■ **Set problem**
Reproduce the entries word for word, and omit any picture you find in them.

■ **Given records**

————

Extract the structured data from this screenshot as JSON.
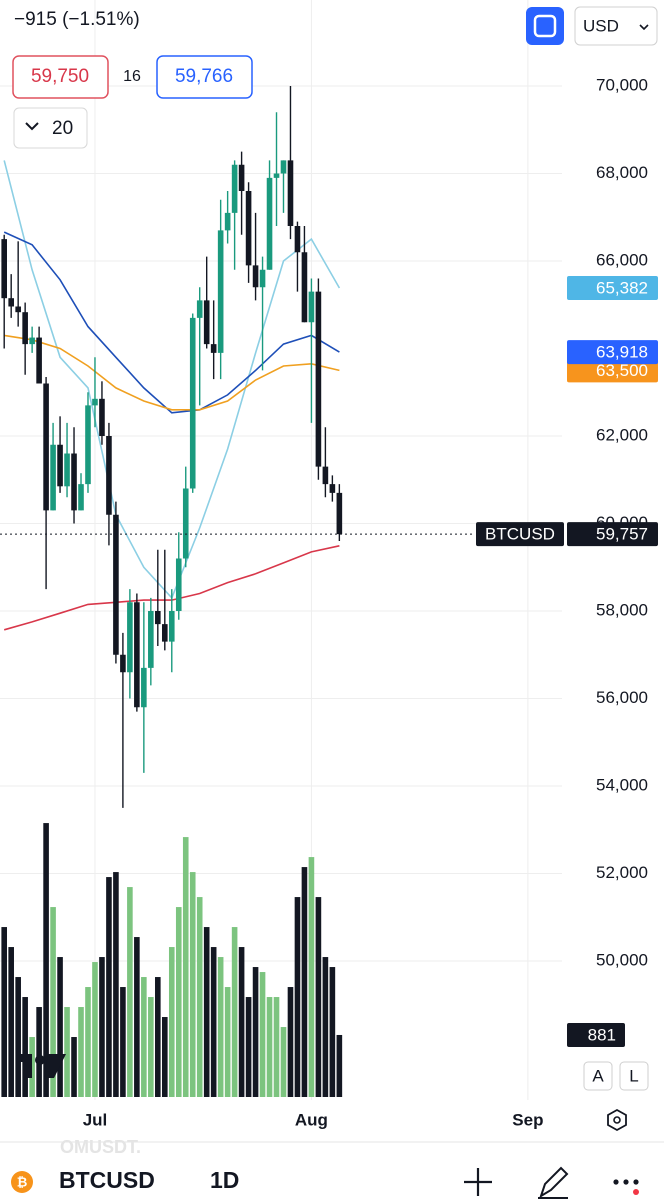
{
  "header": {
    "change": "−915 (−1.51%)",
    "bid": "59,750",
    "spread": "16",
    "ask": "59,766",
    "indicators": "20",
    "currency": "USD"
  },
  "axis_buttons": [
    "A",
    "L"
  ],
  "footer": {
    "watermark": "OMUSDT.",
    "symbol": "BTCUSD",
    "interval": "1D"
  },
  "chart_data": {
    "type": "candlestick",
    "x": [
      0,
      1,
      2,
      3,
      4,
      5,
      6,
      7,
      8,
      9,
      10,
      11,
      12,
      13,
      14,
      15,
      16,
      17,
      18,
      19,
      20,
      21,
      22,
      23,
      24,
      25,
      26,
      27,
      28,
      29,
      30,
      31,
      32,
      33,
      34,
      35,
      36,
      37,
      38,
      39,
      40,
      41,
      42,
      43,
      44,
      45,
      46,
      47,
      48
    ],
    "open": [
      66500,
      65150,
      64960,
      64830,
      64100,
      64250,
      63200,
      60300,
      61800,
      60850,
      61600,
      60300,
      60900,
      62700,
      62850,
      62000,
      60200,
      57000,
      56600,
      58200,
      55800,
      56700,
      58000,
      57700,
      57300,
      58000,
      59200,
      60800,
      64700,
      65100,
      64100,
      63900,
      66700,
      67100,
      68200,
      67600,
      65900,
      65400,
      65800,
      67900,
      68000,
      68300,
      66800,
      66200,
      64600,
      65300,
      61300,
      60900,
      60700
    ],
    "high": [
      66600,
      65700,
      66450,
      65050,
      64500,
      64500,
      63350,
      62300,
      62450,
      62300,
      62200,
      61150,
      63000,
      63800,
      63250,
      62300,
      60500,
      57500,
      58500,
      58400,
      58200,
      58300,
      59400,
      59400,
      58500,
      59800,
      61300,
      64800,
      65400,
      66100,
      65100,
      67400,
      67600,
      68300,
      68500,
      67800,
      67100,
      66100,
      68300,
      69400,
      68300,
      70000,
      66900,
      66800,
      65600,
      65600,
      62200,
      61100,
      60900
    ],
    "low": [
      64000,
      64700,
      64500,
      63400,
      63900,
      63200,
      58500,
      60300,
      60700,
      60600,
      60000,
      60300,
      60700,
      62200,
      61800,
      59500,
      56800,
      53500,
      56000,
      55700,
      54300,
      56300,
      57200,
      57100,
      56600,
      57800,
      59000,
      60700,
      62700,
      64000,
      63300,
      63300,
      66400,
      65800,
      66600,
      65500,
      65100,
      63500,
      65800,
      66800,
      67100,
      66500,
      65300,
      64600,
      62300,
      61000,
      60600,
      60500,
      59600
    ],
    "close": [
      65150,
      64960,
      64830,
      64100,
      64250,
      63200,
      60300,
      61800,
      60850,
      61600,
      60300,
      60900,
      62700,
      62850,
      62000,
      60200,
      57000,
      56600,
      58200,
      55800,
      56700,
      58000,
      57700,
      57300,
      58000,
      59200,
      60800,
      64700,
      65100,
      64100,
      63900,
      66700,
      67100,
      68200,
      67600,
      65900,
      65400,
      65800,
      67900,
      68000,
      68300,
      66800,
      66200,
      64600,
      65300,
      61300,
      60900,
      60700,
      59757
    ],
    "volume": [
      2414,
      2130,
      1704,
      1420,
      852,
      1278,
      3891,
      2698,
      1988,
      1278,
      852,
      1278,
      1562,
      1917,
      1988,
      3124,
      3195,
      1562,
      2982,
      2272,
      1704,
      1420,
      1704,
      1136,
      2130,
      2698,
      3692,
      3195,
      2840,
      2414,
      2130,
      1988,
      1562,
      2414,
      2130,
      1420,
      1846,
      1775,
      1420,
      1420,
      994,
      1562,
      2840,
      3266,
      3408,
      2840,
      1988,
      1846,
      881
    ],
    "up_color": "#1a9a7e",
    "down_color": "#131722",
    "volume_up_color": "#7cc47f",
    "volume_down_color": "#131722",
    "series": [
      {
        "color": "#8ccfe4",
        "x": [
          0,
          4,
          8,
          12,
          16,
          20,
          24,
          28,
          32,
          36,
          40,
          44,
          48
        ],
        "values": [
          68300,
          65800,
          63800,
          63100,
          60200,
          59000,
          58300,
          59900,
          61700,
          63900,
          66000,
          66500,
          65382
        ]
      },
      {
        "color": "#1e4fb8",
        "x": [
          0,
          4,
          8,
          12,
          16,
          20,
          24,
          28,
          32,
          36,
          40,
          44,
          48
        ],
        "values": [
          66660,
          66370,
          65570,
          64500,
          63800,
          63100,
          62530,
          62600,
          62940,
          63500,
          64100,
          64300,
          63918
        ]
      },
      {
        "color": "#f0a020",
        "x": [
          0,
          4,
          8,
          12,
          16,
          20,
          24,
          28,
          32,
          36,
          40,
          44,
          48
        ],
        "values": [
          64300,
          64200,
          64000,
          63600,
          63100,
          62800,
          62600,
          62600,
          62800,
          63280,
          63600,
          63650,
          63500
        ]
      },
      {
        "color": "#d8374a",
        "x": [
          0,
          4,
          8,
          12,
          16,
          20,
          24,
          28,
          32,
          36,
          40,
          44,
          48
        ],
        "values": [
          57570,
          57750,
          57950,
          58150,
          58200,
          58250,
          58250,
          58400,
          58650,
          58850,
          59100,
          59350,
          59490
        ]
      }
    ],
    "price_badges": [
      {
        "label": "65,382",
        "value": 65382,
        "color": "#4fb6e6"
      },
      {
        "label": "63,500",
        "value": 63500,
        "color": "#f7941d"
      },
      {
        "label": "63,918",
        "value": 63918,
        "color": "#2962ff"
      }
    ],
    "symbol_label": "BTCUSD",
    "last_price_label": "59,757",
    "ylim": [
      46800,
      72000
    ],
    "yticks": [
      {
        "value": 70000,
        "label": "70,000"
      },
      {
        "value": 68000,
        "label": "68,000"
      },
      {
        "value": 66000,
        "label": "66,000"
      },
      {
        "value": 62000,
        "label": "62,000"
      },
      {
        "value": 60000,
        "label": "60,000"
      },
      {
        "value": 58000,
        "label": "58,000"
      },
      {
        "value": 56000,
        "label": "56,000"
      },
      {
        "value": 54000,
        "label": "54,000"
      },
      {
        "value": 52000,
        "label": "52,000"
      },
      {
        "value": 50000,
        "label": "50,000"
      }
    ],
    "xlim": [
      0,
      79.6
    ],
    "xticks": [
      {
        "value": 13,
        "label": "Jul"
      },
      {
        "value": 44,
        "label": "Aug"
      },
      {
        "value": 75,
        "label": "Sep"
      }
    ],
    "grid": true
  }
}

————

■ **Final answer**
Extract the structured data from this screenshot as JSON.
{
  "header": {
    "change": "−915 (−1.51%)",
    "bid": "59,750",
    "spread": "16",
    "ask": "59,766",
    "indicators": "20",
    "currency": "USD"
  },
  "axis_buttons": [
    "A",
    "L"
  ],
  "footer": {
    "watermark": "OMUSDT.",
    "symbol": "BTCUSD",
    "interval": "1D"
  },
  "chart_data": {
    "type": "candlestick",
    "x": [
      0,
      1,
      2,
      3,
      4,
      5,
      6,
      7,
      8,
      9,
      10,
      11,
      12,
      13,
      14,
      15,
      16,
      17,
      18,
      19,
      20,
      21,
      22,
      23,
      24,
      25,
      26,
      27,
      28,
      29,
      30,
      31,
      32,
      33,
      34,
      35,
      36,
      37,
      38,
      39,
      40,
      41,
      42,
      43,
      44,
      45,
      46,
      47,
      48
    ],
    "open": [
      66500,
      65150,
      64960,
      64830,
      64100,
      64250,
      63200,
      60300,
      61800,
      60850,
      61600,
      60300,
      60900,
      62700,
      62850,
      62000,
      60200,
      57000,
      56600,
      58200,
      55800,
      56700,
      58000,
      57700,
      57300,
      58000,
      59200,
      60800,
      64700,
      65100,
      64100,
      63900,
      66700,
      67100,
      68200,
      67600,
      65900,
      65400,
      65800,
      67900,
      68000,
      68300,
      66800,
      66200,
      64600,
      65300,
      61300,
      60900,
      60700
    ],
    "high": [
      66600,
      65700,
      66450,
      65050,
      64500,
      64500,
      63350,
      62300,
      62450,
      62300,
      62200,
      61150,
      63000,
      63800,
      63250,
      62300,
      60500,
      57500,
      58500,
      58400,
      58200,
      58300,
      59400,
      59400,
      58500,
      59800,
      61300,
      64800,
      65400,
      66100,
      65100,
      67400,
      67600,
      68300,
      68500,
      67800,
      67100,
      66100,
      68300,
      69400,
      68300,
      70000,
      66900,
      66800,
      65600,
      65600,
      62200,
      61100,
      60900
    ],
    "low": [
      64000,
      64700,
      64500,
      63400,
      63900,
      63200,
      58500,
      60300,
      60700,
      60600,
      60000,
      60300,
      60700,
      62200,
      61800,
      59500,
      56800,
      53500,
      56000,
      55700,
      54300,
      56300,
      57200,
      57100,
      56600,
      57800,
      59000,
      60700,
      62700,
      64000,
      63300,
      63300,
      66400,
      65800,
      66600,
      65500,
      65100,
      63500,
      65800,
      66800,
      67100,
      66500,
      65300,
      64600,
      62300,
      61000,
      60600,
      60500,
      59600
    ],
    "close": [
      65150,
      64960,
      64830,
      64100,
      64250,
      63200,
      60300,
      61800,
      60850,
      61600,
      60300,
      60900,
      62700,
      62850,
      62000,
      60200,
      57000,
      56600,
      58200,
      55800,
      56700,
      58000,
      57700,
      57300,
      58000,
      59200,
      60800,
      64700,
      65100,
      64100,
      63900,
      66700,
      67100,
      68200,
      67600,
      65900,
      65400,
      65800,
      67900,
      68000,
      68300,
      66800,
      66200,
      64600,
      65300,
      61300,
      60900,
      60700,
      59757
    ],
    "volume": [
      2414,
      2130,
      1704,
      1420,
      852,
      1278,
      3891,
      2698,
      1988,
      1278,
      852,
      1278,
      1562,
      1917,
      1988,
      3124,
      3195,
      1562,
      2982,
      2272,
      1704,
      1420,
      1704,
      1136,
      2130,
      2698,
      3692,
      3195,
      2840,
      2414,
      2130,
      1988,
      1562,
      2414,
      2130,
      1420,
      1846,
      1775,
      1420,
      1420,
      994,
      1562,
      2840,
      3266,
      3408,
      2840,
      1988,
      1846,
      881
    ],
    "up_color": "#1a9a7e",
    "down_color": "#131722",
    "volume_up_color": "#7cc47f",
    "volume_down_color": "#131722",
    "series": [
      {
        "color": "#8ccfe4",
        "x": [
          0,
          4,
          8,
          12,
          16,
          20,
          24,
          28,
          32,
          36,
          40,
          44,
          48
        ],
        "values": [
          68300,
          65800,
          63800,
          63100,
          60200,
          59000,
          58300,
          59900,
          61700,
          63900,
          66000,
          66500,
          65382
        ]
      },
      {
        "color": "#1e4fb8",
        "x": [
          0,
          4,
          8,
          12,
          16,
          20,
          24,
          28,
          32,
          36,
          40,
          44,
          48
        ],
        "values": [
          66660,
          66370,
          65570,
          64500,
          63800,
          63100,
          62530,
          62600,
          62940,
          63500,
          64100,
          64300,
          63918
        ]
      },
      {
        "color": "#f0a020",
        "x": [
          0,
          4,
          8,
          12,
          16,
          20,
          24,
          28,
          32,
          36,
          40,
          44,
          48
        ],
        "values": [
          64300,
          64200,
          64000,
          63600,
          63100,
          62800,
          62600,
          62600,
          62800,
          63280,
          63600,
          63650,
          63500
        ]
      },
      {
        "color": "#d8374a",
        "x": [
          0,
          4,
          8,
          12,
          16,
          20,
          24,
          28,
          32,
          36,
          40,
          44,
          48
        ],
        "values": [
          57570,
          57750,
          57950,
          58150,
          58200,
          58250,
          58250,
          58400,
          58650,
          58850,
          59100,
          59350,
          59490
        ]
      }
    ],
    "price_badges": [
      {
        "label": "65,382",
        "value": 65382,
        "color": "#4fb6e6"
      },
      {
        "label": "63,500",
        "value": 63500,
        "color": "#f7941d"
      },
      {
        "label": "63,918",
        "value": 63918,
        "color": "#2962ff"
      }
    ],
    "symbol_label": "BTCUSD",
    "last_price_label": "59,757",
    "ylim": [
      46800,
      72000
    ],
    "yticks": [
      {
        "value": 70000,
        "label": "70,000"
      },
      {
        "value": 68000,
        "label": "68,000"
      },
      {
        "value": 66000,
        "label": "66,000"
      },
      {
        "value": 62000,
        "label": "62,000"
      },
      {
        "value": 60000,
        "label": "60,000"
      },
      {
        "value": 58000,
        "label": "58,000"
      },
      {
        "value": 56000,
        "label": "56,000"
      },
      {
        "value": 54000,
        "label": "54,000"
      },
      {
        "value": 52000,
        "label": "52,000"
      },
      {
        "value": 50000,
        "label": "50,000"
      }
    ],
    "xlim": [
      0,
      79.6
    ],
    "xticks": [
      {
        "value": 13,
        "label": "Jul"
      },
      {
        "value": 44,
        "label": "Aug"
      },
      {
        "value": 75,
        "label": "Sep"
      }
    ],
    "grid": true
  }
}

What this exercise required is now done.